* _WRITTEN INSTRUCTION_:
Each line that contains the string "name" counts once; report how many such lines appear in the data, as a number only.

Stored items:
------

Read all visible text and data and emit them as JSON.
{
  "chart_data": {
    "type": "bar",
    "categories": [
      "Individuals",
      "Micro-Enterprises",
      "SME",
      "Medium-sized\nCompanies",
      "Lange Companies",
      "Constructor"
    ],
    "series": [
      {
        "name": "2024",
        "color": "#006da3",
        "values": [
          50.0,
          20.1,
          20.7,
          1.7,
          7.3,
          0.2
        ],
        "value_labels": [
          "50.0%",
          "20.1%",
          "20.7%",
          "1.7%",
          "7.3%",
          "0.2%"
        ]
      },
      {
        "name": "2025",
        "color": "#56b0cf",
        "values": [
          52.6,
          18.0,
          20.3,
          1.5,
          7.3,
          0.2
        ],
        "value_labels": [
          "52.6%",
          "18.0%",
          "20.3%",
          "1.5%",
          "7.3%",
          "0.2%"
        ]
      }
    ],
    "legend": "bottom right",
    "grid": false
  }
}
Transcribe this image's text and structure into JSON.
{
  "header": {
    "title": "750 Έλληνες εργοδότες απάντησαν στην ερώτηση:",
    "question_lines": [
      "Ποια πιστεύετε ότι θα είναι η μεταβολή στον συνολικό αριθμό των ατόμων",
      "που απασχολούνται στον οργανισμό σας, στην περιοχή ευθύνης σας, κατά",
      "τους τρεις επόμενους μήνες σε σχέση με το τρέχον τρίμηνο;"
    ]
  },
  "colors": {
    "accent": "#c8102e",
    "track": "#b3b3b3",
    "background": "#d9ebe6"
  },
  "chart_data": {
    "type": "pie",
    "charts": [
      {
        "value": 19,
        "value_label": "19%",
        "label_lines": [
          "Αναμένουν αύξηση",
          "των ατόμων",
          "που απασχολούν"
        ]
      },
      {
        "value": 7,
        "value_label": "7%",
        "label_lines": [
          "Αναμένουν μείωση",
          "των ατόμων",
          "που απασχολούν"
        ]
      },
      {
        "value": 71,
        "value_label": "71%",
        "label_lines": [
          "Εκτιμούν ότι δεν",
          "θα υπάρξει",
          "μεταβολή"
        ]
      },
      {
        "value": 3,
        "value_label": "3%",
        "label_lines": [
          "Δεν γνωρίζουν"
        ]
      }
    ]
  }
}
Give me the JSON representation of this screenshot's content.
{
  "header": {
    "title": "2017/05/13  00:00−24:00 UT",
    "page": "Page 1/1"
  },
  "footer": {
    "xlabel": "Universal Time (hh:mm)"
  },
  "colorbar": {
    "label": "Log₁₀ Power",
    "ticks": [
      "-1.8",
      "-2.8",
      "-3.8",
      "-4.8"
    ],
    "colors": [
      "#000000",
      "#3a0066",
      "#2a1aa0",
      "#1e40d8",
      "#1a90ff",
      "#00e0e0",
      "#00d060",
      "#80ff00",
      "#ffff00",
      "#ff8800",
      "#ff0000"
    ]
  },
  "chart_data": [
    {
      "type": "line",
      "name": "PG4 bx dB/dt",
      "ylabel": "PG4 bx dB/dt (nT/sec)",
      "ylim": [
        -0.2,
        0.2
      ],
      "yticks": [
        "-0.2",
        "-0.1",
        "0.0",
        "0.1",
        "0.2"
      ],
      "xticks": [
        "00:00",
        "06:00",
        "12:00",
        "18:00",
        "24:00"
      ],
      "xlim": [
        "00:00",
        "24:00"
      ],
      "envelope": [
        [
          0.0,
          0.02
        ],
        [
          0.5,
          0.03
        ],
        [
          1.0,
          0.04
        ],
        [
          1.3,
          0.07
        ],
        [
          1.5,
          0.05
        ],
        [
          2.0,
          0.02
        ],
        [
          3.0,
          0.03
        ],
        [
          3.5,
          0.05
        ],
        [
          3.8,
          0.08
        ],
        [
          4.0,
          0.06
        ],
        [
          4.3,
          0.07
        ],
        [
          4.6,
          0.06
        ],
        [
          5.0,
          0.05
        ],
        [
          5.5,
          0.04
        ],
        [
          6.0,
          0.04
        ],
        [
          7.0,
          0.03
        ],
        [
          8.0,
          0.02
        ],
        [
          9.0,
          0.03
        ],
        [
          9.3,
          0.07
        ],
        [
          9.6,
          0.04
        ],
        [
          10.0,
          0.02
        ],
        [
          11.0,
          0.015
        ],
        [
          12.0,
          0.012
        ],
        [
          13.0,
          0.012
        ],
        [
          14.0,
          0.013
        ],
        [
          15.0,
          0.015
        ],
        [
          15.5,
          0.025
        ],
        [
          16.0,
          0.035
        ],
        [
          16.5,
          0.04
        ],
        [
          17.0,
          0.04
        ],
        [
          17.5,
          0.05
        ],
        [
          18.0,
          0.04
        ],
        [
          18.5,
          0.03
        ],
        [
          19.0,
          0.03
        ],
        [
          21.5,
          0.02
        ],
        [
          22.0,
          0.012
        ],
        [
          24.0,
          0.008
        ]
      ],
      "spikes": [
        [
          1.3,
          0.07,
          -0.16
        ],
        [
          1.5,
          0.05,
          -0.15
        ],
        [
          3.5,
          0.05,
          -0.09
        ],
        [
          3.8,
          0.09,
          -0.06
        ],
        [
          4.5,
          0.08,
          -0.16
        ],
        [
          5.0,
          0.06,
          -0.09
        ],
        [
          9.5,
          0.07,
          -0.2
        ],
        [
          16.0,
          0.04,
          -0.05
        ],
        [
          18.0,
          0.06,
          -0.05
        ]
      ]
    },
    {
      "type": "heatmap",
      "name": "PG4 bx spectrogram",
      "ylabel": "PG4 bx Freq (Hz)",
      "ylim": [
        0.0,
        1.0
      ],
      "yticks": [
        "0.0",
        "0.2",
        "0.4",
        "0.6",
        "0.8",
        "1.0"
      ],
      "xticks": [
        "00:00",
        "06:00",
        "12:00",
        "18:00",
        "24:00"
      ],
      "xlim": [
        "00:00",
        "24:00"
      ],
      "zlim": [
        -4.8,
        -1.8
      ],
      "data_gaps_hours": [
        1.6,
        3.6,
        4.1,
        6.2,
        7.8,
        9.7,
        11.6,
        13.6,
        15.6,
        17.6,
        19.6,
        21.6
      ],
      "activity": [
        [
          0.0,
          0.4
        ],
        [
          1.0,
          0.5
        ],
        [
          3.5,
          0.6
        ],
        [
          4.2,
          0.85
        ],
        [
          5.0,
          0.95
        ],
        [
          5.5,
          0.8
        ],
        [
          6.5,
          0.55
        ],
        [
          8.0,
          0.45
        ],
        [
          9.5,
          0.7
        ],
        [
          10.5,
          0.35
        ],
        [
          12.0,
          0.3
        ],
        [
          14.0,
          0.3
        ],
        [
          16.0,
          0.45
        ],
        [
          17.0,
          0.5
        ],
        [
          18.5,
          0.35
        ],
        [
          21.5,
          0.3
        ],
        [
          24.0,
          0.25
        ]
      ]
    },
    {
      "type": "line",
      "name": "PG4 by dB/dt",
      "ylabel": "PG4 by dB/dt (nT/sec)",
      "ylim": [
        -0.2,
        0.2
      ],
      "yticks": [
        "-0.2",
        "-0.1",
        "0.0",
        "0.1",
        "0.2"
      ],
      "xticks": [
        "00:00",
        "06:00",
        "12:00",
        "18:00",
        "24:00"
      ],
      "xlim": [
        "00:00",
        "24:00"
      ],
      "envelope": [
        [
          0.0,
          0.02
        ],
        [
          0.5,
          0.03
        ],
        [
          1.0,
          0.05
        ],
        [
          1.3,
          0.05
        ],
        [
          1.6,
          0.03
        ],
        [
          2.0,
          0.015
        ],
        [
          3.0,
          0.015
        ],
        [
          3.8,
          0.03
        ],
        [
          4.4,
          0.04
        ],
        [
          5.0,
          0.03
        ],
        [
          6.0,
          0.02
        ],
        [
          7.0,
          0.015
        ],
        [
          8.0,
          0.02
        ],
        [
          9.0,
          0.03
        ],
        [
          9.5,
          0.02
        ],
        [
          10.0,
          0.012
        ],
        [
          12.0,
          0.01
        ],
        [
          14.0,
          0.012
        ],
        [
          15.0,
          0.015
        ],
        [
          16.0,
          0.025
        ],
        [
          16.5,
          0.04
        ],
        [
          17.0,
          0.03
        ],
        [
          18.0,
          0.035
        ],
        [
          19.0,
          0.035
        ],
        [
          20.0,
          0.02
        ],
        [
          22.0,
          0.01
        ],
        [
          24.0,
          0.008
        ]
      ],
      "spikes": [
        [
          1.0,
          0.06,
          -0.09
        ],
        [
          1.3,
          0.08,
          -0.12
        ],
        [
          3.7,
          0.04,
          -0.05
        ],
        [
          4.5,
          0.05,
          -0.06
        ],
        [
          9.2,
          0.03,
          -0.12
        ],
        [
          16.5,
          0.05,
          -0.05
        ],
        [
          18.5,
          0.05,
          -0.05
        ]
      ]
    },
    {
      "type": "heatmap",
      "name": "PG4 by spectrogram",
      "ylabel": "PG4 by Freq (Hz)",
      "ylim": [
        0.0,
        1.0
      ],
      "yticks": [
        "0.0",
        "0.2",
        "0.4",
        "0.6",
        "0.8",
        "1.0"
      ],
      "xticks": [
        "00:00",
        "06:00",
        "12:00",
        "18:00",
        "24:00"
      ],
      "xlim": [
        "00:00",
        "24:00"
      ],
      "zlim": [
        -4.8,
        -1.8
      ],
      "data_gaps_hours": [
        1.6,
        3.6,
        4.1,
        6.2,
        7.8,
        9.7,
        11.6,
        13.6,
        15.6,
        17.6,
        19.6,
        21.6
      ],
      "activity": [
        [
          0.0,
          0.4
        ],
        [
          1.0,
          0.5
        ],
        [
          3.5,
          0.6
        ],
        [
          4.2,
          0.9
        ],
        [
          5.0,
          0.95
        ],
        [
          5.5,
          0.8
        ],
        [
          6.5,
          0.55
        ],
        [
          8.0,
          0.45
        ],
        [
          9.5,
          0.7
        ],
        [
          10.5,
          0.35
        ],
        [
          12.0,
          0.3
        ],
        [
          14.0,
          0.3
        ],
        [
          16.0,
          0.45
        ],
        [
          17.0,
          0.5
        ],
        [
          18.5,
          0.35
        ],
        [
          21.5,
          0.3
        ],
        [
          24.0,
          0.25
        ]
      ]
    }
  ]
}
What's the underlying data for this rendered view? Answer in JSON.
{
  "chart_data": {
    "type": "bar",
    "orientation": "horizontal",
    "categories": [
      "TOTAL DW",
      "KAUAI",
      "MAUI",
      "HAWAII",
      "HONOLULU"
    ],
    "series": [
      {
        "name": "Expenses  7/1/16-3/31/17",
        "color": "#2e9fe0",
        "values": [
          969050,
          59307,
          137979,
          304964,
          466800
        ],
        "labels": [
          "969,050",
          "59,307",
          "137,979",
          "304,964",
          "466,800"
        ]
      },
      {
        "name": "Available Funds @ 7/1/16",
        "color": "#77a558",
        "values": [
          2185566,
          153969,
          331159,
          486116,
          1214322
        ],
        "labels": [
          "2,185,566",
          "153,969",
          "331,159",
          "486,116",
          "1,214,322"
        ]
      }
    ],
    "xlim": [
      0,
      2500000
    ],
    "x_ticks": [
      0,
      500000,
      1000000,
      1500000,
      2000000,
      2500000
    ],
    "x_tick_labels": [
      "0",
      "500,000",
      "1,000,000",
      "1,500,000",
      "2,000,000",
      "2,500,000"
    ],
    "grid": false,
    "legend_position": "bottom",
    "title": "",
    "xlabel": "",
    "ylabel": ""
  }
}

------

* _ANSWER IN FULL_:
8